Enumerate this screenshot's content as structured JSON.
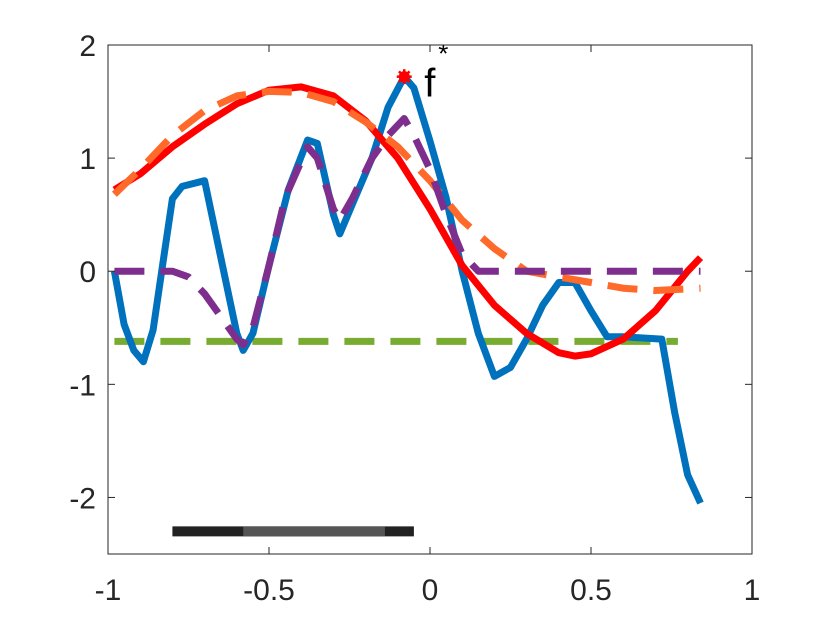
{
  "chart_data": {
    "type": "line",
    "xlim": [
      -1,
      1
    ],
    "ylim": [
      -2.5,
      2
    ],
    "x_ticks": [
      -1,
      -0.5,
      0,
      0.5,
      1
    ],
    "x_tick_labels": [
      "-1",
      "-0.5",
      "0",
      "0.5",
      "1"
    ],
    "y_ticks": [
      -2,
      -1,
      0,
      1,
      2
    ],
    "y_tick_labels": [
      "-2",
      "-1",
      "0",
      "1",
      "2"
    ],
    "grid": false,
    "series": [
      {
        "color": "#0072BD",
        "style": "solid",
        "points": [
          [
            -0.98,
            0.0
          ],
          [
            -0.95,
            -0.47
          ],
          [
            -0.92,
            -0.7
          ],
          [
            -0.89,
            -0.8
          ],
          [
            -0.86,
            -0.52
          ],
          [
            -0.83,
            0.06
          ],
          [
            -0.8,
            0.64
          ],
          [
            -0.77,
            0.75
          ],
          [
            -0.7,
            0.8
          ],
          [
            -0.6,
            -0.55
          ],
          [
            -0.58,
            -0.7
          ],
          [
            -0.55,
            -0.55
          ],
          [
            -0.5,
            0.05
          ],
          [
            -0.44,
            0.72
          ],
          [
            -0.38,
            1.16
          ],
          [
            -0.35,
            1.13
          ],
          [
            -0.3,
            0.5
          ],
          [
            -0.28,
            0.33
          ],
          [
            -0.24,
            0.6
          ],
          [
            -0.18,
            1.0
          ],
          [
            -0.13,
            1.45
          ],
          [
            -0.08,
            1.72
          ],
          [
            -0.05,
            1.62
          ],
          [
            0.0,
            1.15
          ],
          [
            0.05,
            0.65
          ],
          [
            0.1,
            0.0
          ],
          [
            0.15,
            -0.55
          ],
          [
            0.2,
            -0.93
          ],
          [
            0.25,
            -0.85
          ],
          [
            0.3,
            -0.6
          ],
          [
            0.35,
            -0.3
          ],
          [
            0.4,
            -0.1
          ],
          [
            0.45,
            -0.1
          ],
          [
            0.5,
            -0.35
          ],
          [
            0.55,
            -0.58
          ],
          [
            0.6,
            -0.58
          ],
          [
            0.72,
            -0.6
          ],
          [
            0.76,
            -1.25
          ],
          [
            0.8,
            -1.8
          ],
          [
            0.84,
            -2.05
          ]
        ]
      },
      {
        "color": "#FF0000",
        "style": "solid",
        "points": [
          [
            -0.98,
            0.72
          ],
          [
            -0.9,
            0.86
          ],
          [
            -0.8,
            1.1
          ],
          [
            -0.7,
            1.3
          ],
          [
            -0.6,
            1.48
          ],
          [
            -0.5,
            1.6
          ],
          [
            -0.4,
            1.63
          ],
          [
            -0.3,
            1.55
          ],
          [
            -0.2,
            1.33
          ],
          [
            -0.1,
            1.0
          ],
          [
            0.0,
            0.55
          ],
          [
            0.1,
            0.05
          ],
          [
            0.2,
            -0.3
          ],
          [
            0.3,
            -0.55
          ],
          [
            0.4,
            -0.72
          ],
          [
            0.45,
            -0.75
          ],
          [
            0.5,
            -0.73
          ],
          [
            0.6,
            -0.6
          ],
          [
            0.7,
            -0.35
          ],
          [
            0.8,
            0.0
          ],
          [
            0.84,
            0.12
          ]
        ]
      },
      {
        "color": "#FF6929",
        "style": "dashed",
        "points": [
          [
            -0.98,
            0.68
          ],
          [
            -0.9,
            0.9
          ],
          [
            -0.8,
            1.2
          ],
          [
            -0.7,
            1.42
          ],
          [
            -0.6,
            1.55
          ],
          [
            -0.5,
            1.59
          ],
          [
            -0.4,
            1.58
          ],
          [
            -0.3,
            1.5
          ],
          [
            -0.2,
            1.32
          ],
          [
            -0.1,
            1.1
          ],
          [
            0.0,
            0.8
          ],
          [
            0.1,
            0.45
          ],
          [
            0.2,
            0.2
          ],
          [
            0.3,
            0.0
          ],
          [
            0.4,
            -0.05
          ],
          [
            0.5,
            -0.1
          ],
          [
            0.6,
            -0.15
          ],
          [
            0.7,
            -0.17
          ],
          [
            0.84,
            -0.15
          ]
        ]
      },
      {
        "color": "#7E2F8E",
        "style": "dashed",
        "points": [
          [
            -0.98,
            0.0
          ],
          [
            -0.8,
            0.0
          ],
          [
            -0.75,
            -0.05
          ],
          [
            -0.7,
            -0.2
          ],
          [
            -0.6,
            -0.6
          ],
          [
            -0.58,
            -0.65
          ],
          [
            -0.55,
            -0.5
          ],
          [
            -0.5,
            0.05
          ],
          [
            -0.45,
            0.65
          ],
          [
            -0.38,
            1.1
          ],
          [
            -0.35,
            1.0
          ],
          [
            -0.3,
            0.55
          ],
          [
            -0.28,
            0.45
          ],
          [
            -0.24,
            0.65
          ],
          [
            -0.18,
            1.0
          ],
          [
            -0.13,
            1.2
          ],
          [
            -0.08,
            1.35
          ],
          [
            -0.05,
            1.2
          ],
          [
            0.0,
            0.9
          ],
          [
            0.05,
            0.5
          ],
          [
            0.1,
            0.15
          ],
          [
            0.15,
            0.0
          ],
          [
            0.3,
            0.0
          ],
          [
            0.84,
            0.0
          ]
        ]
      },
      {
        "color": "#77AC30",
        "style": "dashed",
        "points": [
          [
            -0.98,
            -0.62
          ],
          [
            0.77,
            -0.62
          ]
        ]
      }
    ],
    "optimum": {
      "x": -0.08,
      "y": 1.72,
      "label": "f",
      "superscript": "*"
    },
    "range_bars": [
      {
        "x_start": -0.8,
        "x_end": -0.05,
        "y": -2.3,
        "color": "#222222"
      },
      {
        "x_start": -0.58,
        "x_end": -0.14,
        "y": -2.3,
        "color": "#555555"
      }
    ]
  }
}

GOAL:
Print all of the entries word for word. Skip any images they contain.

COMPLETE ANSWER:
Enumerate this screenshot's content as structured JSON.
{
  "chart_data": {
    "type": "line",
    "xlim": [
      -1,
      1
    ],
    "ylim": [
      -2.5,
      2
    ],
    "x_ticks": [
      -1,
      -0.5,
      0,
      0.5,
      1
    ],
    "x_tick_labels": [
      "-1",
      "-0.5",
      "0",
      "0.5",
      "1"
    ],
    "y_ticks": [
      -2,
      -1,
      0,
      1,
      2
    ],
    "y_tick_labels": [
      "-2",
      "-1",
      "0",
      "1",
      "2"
    ],
    "grid": false,
    "series": [
      {
        "color": "#0072BD",
        "style": "solid",
        "points": [
          [
            -0.98,
            0.0
          ],
          [
            -0.95,
            -0.47
          ],
          [
            -0.92,
            -0.7
          ],
          [
            -0.89,
            -0.8
          ],
          [
            -0.86,
            -0.52
          ],
          [
            -0.83,
            0.06
          ],
          [
            -0.8,
            0.64
          ],
          [
            -0.77,
            0.75
          ],
          [
            -0.7,
            0.8
          ],
          [
            -0.6,
            -0.55
          ],
          [
            -0.58,
            -0.7
          ],
          [
            -0.55,
            -0.55
          ],
          [
            -0.5,
            0.05
          ],
          [
            -0.44,
            0.72
          ],
          [
            -0.38,
            1.16
          ],
          [
            -0.35,
            1.13
          ],
          [
            -0.3,
            0.5
          ],
          [
            -0.28,
            0.33
          ],
          [
            -0.24,
            0.6
          ],
          [
            -0.18,
            1.0
          ],
          [
            -0.13,
            1.45
          ],
          [
            -0.08,
            1.72
          ],
          [
            -0.05,
            1.62
          ],
          [
            0.0,
            1.15
          ],
          [
            0.05,
            0.65
          ],
          [
            0.1,
            0.0
          ],
          [
            0.15,
            -0.55
          ],
          [
            0.2,
            -0.93
          ],
          [
            0.25,
            -0.85
          ],
          [
            0.3,
            -0.6
          ],
          [
            0.35,
            -0.3
          ],
          [
            0.4,
            -0.1
          ],
          [
            0.45,
            -0.1
          ],
          [
            0.5,
            -0.35
          ],
          [
            0.55,
            -0.58
          ],
          [
            0.6,
            -0.58
          ],
          [
            0.72,
            -0.6
          ],
          [
            0.76,
            -1.25
          ],
          [
            0.8,
            -1.8
          ],
          [
            0.84,
            -2.05
          ]
        ]
      },
      {
        "color": "#FF0000",
        "style": "solid",
        "points": [
          [
            -0.98,
            0.72
          ],
          [
            -0.9,
            0.86
          ],
          [
            -0.8,
            1.1
          ],
          [
            -0.7,
            1.3
          ],
          [
            -0.6,
            1.48
          ],
          [
            -0.5,
            1.6
          ],
          [
            -0.4,
            1.63
          ],
          [
            -0.3,
            1.55
          ],
          [
            -0.2,
            1.33
          ],
          [
            -0.1,
            1.0
          ],
          [
            0.0,
            0.55
          ],
          [
            0.1,
            0.05
          ],
          [
            0.2,
            -0.3
          ],
          [
            0.3,
            -0.55
          ],
          [
            0.4,
            -0.72
          ],
          [
            0.45,
            -0.75
          ],
          [
            0.5,
            -0.73
          ],
          [
            0.6,
            -0.6
          ],
          [
            0.7,
            -0.35
          ],
          [
            0.8,
            0.0
          ],
          [
            0.84,
            0.12
          ]
        ]
      },
      {
        "color": "#FF6929",
        "style": "dashed",
        "points": [
          [
            -0.98,
            0.68
          ],
          [
            -0.9,
            0.9
          ],
          [
            -0.8,
            1.2
          ],
          [
            -0.7,
            1.42
          ],
          [
            -0.6,
            1.55
          ],
          [
            -0.5,
            1.59
          ],
          [
            -0.4,
            1.58
          ],
          [
            -0.3,
            1.5
          ],
          [
            -0.2,
            1.32
          ],
          [
            -0.1,
            1.1
          ],
          [
            0.0,
            0.8
          ],
          [
            0.1,
            0.45
          ],
          [
            0.2,
            0.2
          ],
          [
            0.3,
            0.0
          ],
          [
            0.4,
            -0.05
          ],
          [
            0.5,
            -0.1
          ],
          [
            0.6,
            -0.15
          ],
          [
            0.7,
            -0.17
          ],
          [
            0.84,
            -0.15
          ]
        ]
      },
      {
        "color": "#7E2F8E",
        "style": "dashed",
        "points": [
          [
            -0.98,
            0.0
          ],
          [
            -0.8,
            0.0
          ],
          [
            -0.75,
            -0.05
          ],
          [
            -0.7,
            -0.2
          ],
          [
            -0.6,
            -0.6
          ],
          [
            -0.58,
            -0.65
          ],
          [
            -0.55,
            -0.5
          ],
          [
            -0.5,
            0.05
          ],
          [
            -0.45,
            0.65
          ],
          [
            -0.38,
            1.1
          ],
          [
            -0.35,
            1.0
          ],
          [
            -0.3,
            0.55
          ],
          [
            -0.28,
            0.45
          ],
          [
            -0.24,
            0.65
          ],
          [
            -0.18,
            1.0
          ],
          [
            -0.13,
            1.2
          ],
          [
            -0.08,
            1.35
          ],
          [
            -0.05,
            1.2
          ],
          [
            0.0,
            0.9
          ],
          [
            0.05,
            0.5
          ],
          [
            0.1,
            0.15
          ],
          [
            0.15,
            0.0
          ],
          [
            0.3,
            0.0
          ],
          [
            0.84,
            0.0
          ]
        ]
      },
      {
        "color": "#77AC30",
        "style": "dashed",
        "points": [
          [
            -0.98,
            -0.62
          ],
          [
            0.77,
            -0.62
          ]
        ]
      }
    ],
    "optimum": {
      "x": -0.08,
      "y": 1.72,
      "label": "f",
      "superscript": "*"
    },
    "range_bars": [
      {
        "x_start": -0.8,
        "x_end": -0.05,
        "y": -2.3,
        "color": "#222222"
      },
      {
        "x_start": -0.58,
        "x_end": -0.14,
        "y": -2.3,
        "color": "#555555"
      }
    ]
  }
}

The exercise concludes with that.